Practical Advice for Consumers: Build Your Paper Trail
Until systemic reform is achieved, consumers must protect themselves:
Always insist on a docket number when registering a complaint.
Follow up complaints via email or the operator’s app/website to create documentary evidence.
Take screenshots of complaint acknowledgements, SMS updates, and billing details.
Escalate unresolved matters to nodal or appellate officers in writing.
Where necessary, approach Consumer Commissions with a clear record of deficiency and correspondence.
Documentation remains the consumer’s strongest weapon.
Help Available to Telecom Consumers: Authorities, Sources, and Helplines
Despite the shortcomings of the existing framework, consumers are not without recourse. The following institutional mechanisms and resources are available:
1. Telecom Service Provider (Mandatory First Step)
Customer Care / Complaint Registration: Dial 198 or use the operator’s official app/website.
Appellate Authority: If the complaint is not satisfactorily resolved within the prescribed time, consumers may file an appeal with the operator’s Appellate Authority.
Note: While this mechanism lacks independence, exhausting it is often necessary before approaching external forums.
2. TRAI Resources and Information
TRAI Website: Consumers can access regulations, quality-of-service standards, and rights as telecom subscribers.
Do Not Disturb (DND): Complaints against unsolicited commercial communications can be registered through operator channels in line with TRAI’s TCCCPR regulations.
TRAI itself does not adjudicate individual consumer complaints but plays a critical role in framing and enforcing regulatory obligations.
3. Department of Telecommunications (DoT) – Sanchar Saathi & Grievance Portals
The DoT provides online platforms for broader telecom-related grievances, including:
Issues related to mobile connections, misuse, or disconnection
SIM-related fraud or identity misuse
These portals are particularly useful where issues extend beyond routine billing or service complaints.
4. National Consumer Helpline (NCH)
One of the most accessible tools for telecom consumers is the National Consumer Helpline:
Toll-Free Number: 1915 (India)

▸ **DATASET EXCERPTS**:
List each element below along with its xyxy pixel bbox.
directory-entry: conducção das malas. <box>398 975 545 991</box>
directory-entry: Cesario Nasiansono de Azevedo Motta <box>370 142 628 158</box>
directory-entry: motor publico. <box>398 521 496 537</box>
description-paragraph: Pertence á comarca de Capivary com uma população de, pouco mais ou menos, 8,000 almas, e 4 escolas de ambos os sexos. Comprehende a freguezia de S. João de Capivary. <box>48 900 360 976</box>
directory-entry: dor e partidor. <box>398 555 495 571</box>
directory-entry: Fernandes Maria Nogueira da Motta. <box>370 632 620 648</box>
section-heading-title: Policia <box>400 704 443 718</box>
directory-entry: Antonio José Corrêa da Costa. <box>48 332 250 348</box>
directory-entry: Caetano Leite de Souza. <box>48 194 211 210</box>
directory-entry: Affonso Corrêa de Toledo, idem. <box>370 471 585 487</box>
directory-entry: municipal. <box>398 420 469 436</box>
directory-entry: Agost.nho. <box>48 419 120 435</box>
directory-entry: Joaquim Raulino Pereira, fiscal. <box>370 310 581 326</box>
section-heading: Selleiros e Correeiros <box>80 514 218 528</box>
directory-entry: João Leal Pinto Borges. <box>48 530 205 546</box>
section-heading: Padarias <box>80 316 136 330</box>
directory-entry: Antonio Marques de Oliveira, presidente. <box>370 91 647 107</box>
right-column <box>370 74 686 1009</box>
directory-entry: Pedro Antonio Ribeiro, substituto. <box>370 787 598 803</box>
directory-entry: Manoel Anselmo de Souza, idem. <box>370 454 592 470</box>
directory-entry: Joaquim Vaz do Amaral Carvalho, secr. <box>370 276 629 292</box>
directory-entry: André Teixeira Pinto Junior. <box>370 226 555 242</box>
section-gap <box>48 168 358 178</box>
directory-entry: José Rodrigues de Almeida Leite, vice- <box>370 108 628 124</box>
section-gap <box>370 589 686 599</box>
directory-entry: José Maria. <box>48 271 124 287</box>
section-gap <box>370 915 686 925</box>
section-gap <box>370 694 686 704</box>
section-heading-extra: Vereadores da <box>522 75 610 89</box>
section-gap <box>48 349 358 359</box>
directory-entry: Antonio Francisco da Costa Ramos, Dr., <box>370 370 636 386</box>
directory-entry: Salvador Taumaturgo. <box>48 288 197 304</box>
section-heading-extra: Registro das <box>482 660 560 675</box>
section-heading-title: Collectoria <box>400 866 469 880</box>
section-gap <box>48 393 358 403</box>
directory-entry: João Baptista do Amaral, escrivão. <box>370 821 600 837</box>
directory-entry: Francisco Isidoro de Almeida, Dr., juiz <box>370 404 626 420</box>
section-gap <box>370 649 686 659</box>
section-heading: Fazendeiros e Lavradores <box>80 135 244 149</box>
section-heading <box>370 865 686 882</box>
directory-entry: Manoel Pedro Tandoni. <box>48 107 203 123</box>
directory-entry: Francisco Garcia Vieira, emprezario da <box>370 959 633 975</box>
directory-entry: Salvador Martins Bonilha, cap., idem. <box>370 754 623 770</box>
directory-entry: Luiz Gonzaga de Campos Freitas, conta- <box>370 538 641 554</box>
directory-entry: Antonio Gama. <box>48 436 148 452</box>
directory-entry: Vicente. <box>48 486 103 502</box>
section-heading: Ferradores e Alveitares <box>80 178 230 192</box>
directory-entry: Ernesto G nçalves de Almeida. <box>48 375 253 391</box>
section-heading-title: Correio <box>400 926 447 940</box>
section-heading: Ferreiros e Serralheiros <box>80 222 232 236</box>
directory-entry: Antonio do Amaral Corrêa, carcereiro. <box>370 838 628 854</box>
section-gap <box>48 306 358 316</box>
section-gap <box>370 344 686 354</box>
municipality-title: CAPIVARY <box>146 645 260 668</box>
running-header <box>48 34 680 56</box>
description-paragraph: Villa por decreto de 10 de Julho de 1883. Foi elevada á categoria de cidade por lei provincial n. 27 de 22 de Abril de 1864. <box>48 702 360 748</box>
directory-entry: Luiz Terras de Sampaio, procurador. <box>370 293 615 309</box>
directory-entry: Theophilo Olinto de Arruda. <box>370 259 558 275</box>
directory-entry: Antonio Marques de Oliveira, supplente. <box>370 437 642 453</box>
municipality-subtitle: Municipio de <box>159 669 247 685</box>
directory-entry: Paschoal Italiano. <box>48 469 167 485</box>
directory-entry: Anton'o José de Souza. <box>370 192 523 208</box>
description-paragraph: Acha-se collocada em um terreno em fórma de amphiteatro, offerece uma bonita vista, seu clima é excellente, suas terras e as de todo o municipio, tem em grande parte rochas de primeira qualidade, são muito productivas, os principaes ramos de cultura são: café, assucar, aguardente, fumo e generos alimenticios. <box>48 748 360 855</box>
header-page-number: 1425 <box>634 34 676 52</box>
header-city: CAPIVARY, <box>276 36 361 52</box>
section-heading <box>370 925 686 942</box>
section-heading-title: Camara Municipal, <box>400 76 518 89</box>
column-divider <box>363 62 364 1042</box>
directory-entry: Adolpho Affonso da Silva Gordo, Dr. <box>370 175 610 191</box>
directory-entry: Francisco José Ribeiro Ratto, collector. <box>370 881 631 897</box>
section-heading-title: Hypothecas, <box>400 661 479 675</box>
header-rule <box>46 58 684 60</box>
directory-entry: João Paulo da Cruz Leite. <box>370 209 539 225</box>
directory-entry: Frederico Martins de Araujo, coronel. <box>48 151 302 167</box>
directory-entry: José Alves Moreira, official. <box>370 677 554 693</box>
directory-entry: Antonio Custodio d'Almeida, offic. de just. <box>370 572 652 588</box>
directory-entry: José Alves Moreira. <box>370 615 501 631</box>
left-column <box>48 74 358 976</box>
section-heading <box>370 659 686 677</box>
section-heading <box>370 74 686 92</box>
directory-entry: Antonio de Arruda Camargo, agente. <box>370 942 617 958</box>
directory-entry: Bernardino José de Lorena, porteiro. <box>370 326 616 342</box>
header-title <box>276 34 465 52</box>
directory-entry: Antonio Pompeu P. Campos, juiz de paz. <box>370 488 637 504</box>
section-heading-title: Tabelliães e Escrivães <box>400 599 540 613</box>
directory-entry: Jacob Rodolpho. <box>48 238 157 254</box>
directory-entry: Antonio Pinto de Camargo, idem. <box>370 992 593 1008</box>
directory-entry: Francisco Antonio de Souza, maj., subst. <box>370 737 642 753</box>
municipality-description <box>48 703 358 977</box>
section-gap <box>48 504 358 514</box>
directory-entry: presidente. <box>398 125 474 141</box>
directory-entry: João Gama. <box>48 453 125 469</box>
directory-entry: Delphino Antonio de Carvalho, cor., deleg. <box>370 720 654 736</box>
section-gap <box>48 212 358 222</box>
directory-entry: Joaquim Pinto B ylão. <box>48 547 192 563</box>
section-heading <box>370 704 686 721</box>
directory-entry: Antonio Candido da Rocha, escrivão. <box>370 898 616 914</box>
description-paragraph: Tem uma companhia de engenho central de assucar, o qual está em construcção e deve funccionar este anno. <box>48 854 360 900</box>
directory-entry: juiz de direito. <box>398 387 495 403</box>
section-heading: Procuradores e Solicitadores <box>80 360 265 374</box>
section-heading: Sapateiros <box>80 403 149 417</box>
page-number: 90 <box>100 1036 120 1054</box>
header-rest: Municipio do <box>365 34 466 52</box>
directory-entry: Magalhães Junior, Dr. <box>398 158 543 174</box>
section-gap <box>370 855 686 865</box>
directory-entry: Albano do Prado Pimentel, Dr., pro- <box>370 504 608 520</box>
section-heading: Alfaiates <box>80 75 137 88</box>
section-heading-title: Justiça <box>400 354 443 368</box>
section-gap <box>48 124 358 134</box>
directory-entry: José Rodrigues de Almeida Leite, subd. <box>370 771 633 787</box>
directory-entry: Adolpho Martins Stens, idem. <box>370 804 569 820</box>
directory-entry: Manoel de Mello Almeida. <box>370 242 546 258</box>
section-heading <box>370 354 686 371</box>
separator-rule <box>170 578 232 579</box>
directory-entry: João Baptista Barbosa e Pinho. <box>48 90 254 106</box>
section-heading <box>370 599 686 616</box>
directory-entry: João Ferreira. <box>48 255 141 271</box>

▸ **ACTION ITEM**: Continue the guide on help for telecom consumers, starting right after its last sentence, the one giving the National Consumer Helpline's toll-free number.

▸ **RESPONSE**:
Website & App: National Consumer Helpline (NCH)
Consumers can lodge complaints, seek guidance, and have their grievances forwarded to telecom service providers through an integrated escalation system. While NCH is not a court, it often prompts faster responses and creates an additional official record.
5. Consumer Commissions (District, State, National)
Under the Consumer Protection Act, 2019, telecom consumers may approach Consumer Commissions for:
Deficiency in service
Unfair trade practices
Unauthorised billing or VAS activation
Failure to provide promised service quality
These forums offer legally binding remedies, including compensation and refund, and are increasingly being used where regulatory redress fails.
6. Civil Society and Consumer Advocacy Support
Independent consumer groups and legal advocacy organisations play a vital role in:
Spreading awareness of consumer rights
Assisting with complaint drafting and escalation
Highlighting systemic failures through research and public-interest advocacy
Platforms such as Public Right Action Network (PRAN) aim to bridge the gap between law, policy, and lived consumer experience.
Conclusion: Connectivity Without Accountability Is Not Progress
Telecom services are no longer a luxury; they are essential infrastructure. A grievance redressal system that merely exists on paper undermines both consumer confidence and regulatory credibility.
India’s digital ambitions cannot rest on a foundation where consumers are expected to tolerate poor service without remedy. True reform will come only when grievance redressal mechanisms are independent, transparent, and empowered to hold telecom operators genuinely accountable.
Until then, millions of users will remain—quite literally—disconnected and disenchanted.